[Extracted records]
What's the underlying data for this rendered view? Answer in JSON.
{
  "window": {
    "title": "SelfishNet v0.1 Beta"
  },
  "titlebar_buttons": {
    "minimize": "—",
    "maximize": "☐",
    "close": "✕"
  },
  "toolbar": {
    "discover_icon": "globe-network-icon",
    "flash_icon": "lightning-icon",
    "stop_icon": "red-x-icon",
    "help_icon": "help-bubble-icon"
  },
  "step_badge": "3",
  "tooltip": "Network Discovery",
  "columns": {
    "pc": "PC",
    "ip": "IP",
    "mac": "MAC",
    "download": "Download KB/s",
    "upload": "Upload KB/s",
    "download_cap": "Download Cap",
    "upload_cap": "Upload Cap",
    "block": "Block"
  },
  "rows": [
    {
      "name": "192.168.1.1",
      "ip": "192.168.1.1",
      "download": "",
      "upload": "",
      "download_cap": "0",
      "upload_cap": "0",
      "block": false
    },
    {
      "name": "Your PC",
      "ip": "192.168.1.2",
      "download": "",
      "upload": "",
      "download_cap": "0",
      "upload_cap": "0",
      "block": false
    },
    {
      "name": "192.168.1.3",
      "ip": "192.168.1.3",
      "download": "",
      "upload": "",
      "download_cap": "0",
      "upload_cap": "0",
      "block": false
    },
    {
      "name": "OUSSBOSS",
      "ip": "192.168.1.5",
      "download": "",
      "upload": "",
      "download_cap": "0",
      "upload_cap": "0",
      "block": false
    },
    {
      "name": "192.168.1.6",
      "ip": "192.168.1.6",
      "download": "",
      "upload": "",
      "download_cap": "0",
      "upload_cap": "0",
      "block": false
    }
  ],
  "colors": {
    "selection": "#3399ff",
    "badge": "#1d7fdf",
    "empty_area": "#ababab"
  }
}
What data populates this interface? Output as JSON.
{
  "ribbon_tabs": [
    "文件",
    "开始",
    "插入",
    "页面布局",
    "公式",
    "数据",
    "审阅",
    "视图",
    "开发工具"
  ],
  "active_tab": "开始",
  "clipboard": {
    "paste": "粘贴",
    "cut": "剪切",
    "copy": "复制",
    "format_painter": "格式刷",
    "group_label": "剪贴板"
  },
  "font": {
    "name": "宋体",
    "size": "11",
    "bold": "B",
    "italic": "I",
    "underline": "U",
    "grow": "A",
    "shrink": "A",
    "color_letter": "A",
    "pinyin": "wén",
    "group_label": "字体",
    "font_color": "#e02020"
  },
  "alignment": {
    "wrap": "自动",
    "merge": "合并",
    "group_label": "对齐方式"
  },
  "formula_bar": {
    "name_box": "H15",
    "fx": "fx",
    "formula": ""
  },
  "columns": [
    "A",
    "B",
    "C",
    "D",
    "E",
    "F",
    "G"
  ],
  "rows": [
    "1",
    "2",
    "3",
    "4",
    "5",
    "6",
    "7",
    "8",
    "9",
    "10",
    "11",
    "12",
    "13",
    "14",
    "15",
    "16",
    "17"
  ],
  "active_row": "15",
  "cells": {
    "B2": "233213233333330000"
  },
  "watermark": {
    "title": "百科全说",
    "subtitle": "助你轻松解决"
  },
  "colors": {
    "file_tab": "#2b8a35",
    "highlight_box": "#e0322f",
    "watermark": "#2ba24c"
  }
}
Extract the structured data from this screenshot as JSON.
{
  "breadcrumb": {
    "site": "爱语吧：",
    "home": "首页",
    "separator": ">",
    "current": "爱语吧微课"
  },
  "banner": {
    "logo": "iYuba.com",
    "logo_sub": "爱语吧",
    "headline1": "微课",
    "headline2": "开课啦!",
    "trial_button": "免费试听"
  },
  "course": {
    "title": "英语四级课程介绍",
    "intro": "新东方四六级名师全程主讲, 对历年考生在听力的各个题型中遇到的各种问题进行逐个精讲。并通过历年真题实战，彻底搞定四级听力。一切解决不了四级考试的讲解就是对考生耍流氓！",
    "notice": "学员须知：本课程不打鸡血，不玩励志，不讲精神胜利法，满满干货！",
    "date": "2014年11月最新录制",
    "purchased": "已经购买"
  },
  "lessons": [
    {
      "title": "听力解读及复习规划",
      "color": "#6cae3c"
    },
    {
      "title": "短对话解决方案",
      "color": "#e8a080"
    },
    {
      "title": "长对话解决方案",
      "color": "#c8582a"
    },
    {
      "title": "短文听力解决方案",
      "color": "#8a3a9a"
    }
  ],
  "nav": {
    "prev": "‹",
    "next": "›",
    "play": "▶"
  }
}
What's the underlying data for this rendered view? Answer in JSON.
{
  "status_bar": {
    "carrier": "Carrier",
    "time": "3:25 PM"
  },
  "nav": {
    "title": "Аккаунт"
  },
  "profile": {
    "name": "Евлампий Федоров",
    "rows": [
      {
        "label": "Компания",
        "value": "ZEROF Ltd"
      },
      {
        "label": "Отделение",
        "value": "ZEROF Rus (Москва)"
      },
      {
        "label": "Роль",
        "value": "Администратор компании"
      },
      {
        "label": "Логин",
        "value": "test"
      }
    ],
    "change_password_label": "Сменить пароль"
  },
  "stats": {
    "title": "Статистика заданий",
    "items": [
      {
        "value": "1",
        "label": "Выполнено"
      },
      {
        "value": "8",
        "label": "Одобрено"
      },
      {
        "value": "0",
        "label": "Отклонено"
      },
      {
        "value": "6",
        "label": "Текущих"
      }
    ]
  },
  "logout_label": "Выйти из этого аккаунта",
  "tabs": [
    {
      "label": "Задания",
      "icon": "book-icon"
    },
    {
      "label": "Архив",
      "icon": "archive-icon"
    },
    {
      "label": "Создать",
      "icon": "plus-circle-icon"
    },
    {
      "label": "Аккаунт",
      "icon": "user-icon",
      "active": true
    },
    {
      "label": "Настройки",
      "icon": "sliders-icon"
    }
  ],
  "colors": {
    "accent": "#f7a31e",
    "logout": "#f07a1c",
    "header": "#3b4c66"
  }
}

◆ PROBLEM DETAILS ◆
Reproduce the material above, every line of it, exactly.

◆ COMPLETE ANSWER ◆
What's the underlying data for this rendered view? Answer in JSON.
{
  "window": {
    "title": "SelfishNet v0.1 Beta"
  },
  "titlebar_buttons": {
    "minimize": "—",
    "maximize": "☐",
    "close": "✕"
  },
  "toolbar": {
    "discover_icon": "globe-network-icon",
    "flash_icon": "lightning-icon",
    "stop_icon": "red-x-icon",
    "help_icon": "help-bubble-icon"
  },
  "step_badge": "3",
  "tooltip": "Network Discovery",
  "columns": {
    "pc": "PC",
    "ip": "IP",
    "mac": "MAC",
    "download": "Download KB/s",
    "upload": "Upload KB/s",
    "download_cap": "Download Cap",
    "upload_cap": "Upload Cap",
    "block": "Block"
  },
  "rows": [
    {
      "name": "192.168.1.1",
      "ip": "192.168.1.1",
      "download": "",
      "upload": "",
      "download_cap": "0",
      "upload_cap": "0",
      "block": false
    },
    {
      "name": "Your PC",
      "ip": "192.168.1.2",
      "download": "",
      "upload": "",
      "download_cap": "0",
      "upload_cap": "0",
      "block": false
    },
    {
      "name": "192.168.1.3",
      "ip": "192.168.1.3",
      "download": "",
      "upload": "",
      "download_cap": "0",
      "upload_cap": "0",
      "block": false
    },
    {
      "name": "OUSSBOSS",
      "ip": "192.168.1.5",
      "download": "",
      "upload": "",
      "download_cap": "0",
      "upload_cap": "0",
      "block": false
    },
    {
      "name": "192.168.1.6",
      "ip": "192.168.1.6",
      "download": "",
      "upload": "",
      "download_cap": "0",
      "upload_cap": "0",
      "block": false
    }
  ],
  "colors": {
    "selection": "#3399ff",
    "badge": "#1d7fdf",
    "empty_area": "#ababab"
  }
}
What data populates this interface? Output as JSON.
{
  "ribbon_tabs": [
    "文件",
    "开始",
    "插入",
    "页面布局",
    "公式",
    "数据",
    "审阅",
    "视图",
    "开发工具"
  ],
  "active_tab": "开始",
  "clipboard": {
    "paste": "粘贴",
    "cut": "剪切",
    "copy": "复制",
    "format_painter": "格式刷",
    "group_label": "剪贴板"
  },
  "font": {
    "name": "宋体",
    "size": "11",
    "bold": "B",
    "italic": "I",
    "underline": "U",
    "grow": "A",
    "shrink": "A",
    "color_letter": "A",
    "pinyin": "wén",
    "group_label": "字体",
    "font_color": "#e02020"
  },
  "alignment": {
    "wrap": "自动",
    "merge": "合并",
    "group_label": "对齐方式"
  },
  "formula_bar": {
    "name_box": "H15",
    "fx": "fx",
    "formula": ""
  },
  "columns": [
    "A",
    "B",
    "C",
    "D",
    "E",
    "F",
    "G"
  ],
  "rows": [
    "1",
    "2",
    "3",
    "4",
    "5",
    "6",
    "7",
    "8",
    "9",
    "10",
    "11",
    "12",
    "13",
    "14",
    "15",
    "16",
    "17"
  ],
  "active_row": "15",
  "cells": {
    "B2": "233213233333330000"
  },
  "watermark": {
    "title": "百科全说",
    "subtitle": "助你轻松解决"
  },
  "colors": {
    "file_tab": "#2b8a35",
    "highlight_box": "#e0322f",
    "watermark": "#2ba24c"
  }
}
Extract the structured data from this screenshot as JSON.
{
  "breadcrumb": {
    "site": "爱语吧：",
    "home": "首页",
    "separator": ">",
    "current": "爱语吧微课"
  },
  "banner": {
    "logo": "iYuba.com",
    "logo_sub": "爱语吧",
    "headline1": "微课",
    "headline2": "开课啦!",
    "trial_button": "免费试听"
  },
  "course": {
    "title": "英语四级课程介绍",
    "intro": "新东方四六级名师全程主讲, 对历年考生在听力的各个题型中遇到的各种问题进行逐个精讲。并通过历年真题实战，彻底搞定四级听力。一切解决不了四级考试的讲解就是对考生耍流氓！",
    "notice": "学员须知：本课程不打鸡血，不玩励志，不讲精神胜利法，满满干货！",
    "date": "2014年11月最新录制",
    "purchased": "已经购买"
  },
  "lessons": [
    {
      "title": "听力解读及复习规划",
      "color": "#6cae3c"
    },
    {
      "title": "短对话解决方案",
      "color": "#e8a080"
    },
    {
      "title": "长对话解决方案",
      "color": "#c8582a"
    },
    {
      "title": "短文听力解决方案",
      "color": "#8a3a9a"
    }
  ],
  "nav": {
    "prev": "‹",
    "next": "›",
    "play": "▶"
  }
}
What's the underlying data for this rendered view? Answer in JSON.
{
  "status_bar": {
    "carrier": "Carrier",
    "time": "3:25 PM"
  },
  "nav": {
    "title": "Аккаунт"
  },
  "profile": {
    "name": "Евлампий Федоров",
    "rows": [
      {
        "label": "Компания",
        "value": "ZEROF Ltd"
      },
      {
        "label": "Отделение",
        "value": "ZEROF Rus (Москва)"
      },
      {
        "label": "Роль",
        "value": "Администратор компании"
      },
      {
        "label": "Логин",
        "value": "test"
      }
    ],
    "change_password_label": "Сменить пароль"
  },
  "stats": {
    "title": "Статистика заданий",
    "items": [
      {
        "value": "1",
        "label": "Выполнено"
      },
      {
        "value": "8",
        "label": "Одобрено"
      },
      {
        "value": "0",
        "label": "Отклонено"
      },
      {
        "value": "6",
        "label": "Текущих"
      }
    ]
  },
  "logout_label": "Выйти из этого аккаунта",
  "tabs": [
    {
      "label": "Задания",
      "icon": "book-icon"
    },
    {
      "label": "Архив",
      "icon": "archive-icon"
    },
    {
      "label": "Создать",
      "icon": "plus-circle-icon"
    },
    {
      "label": "Аккаунт",
      "icon": "user-icon",
      "active": true
    },
    {
      "label": "Настройки",
      "icon": "sliders-icon"
    }
  ],
  "colors": {
    "accent": "#f7a31e",
    "logout": "#f07a1c",
    "header": "#3b4c66"
  }
}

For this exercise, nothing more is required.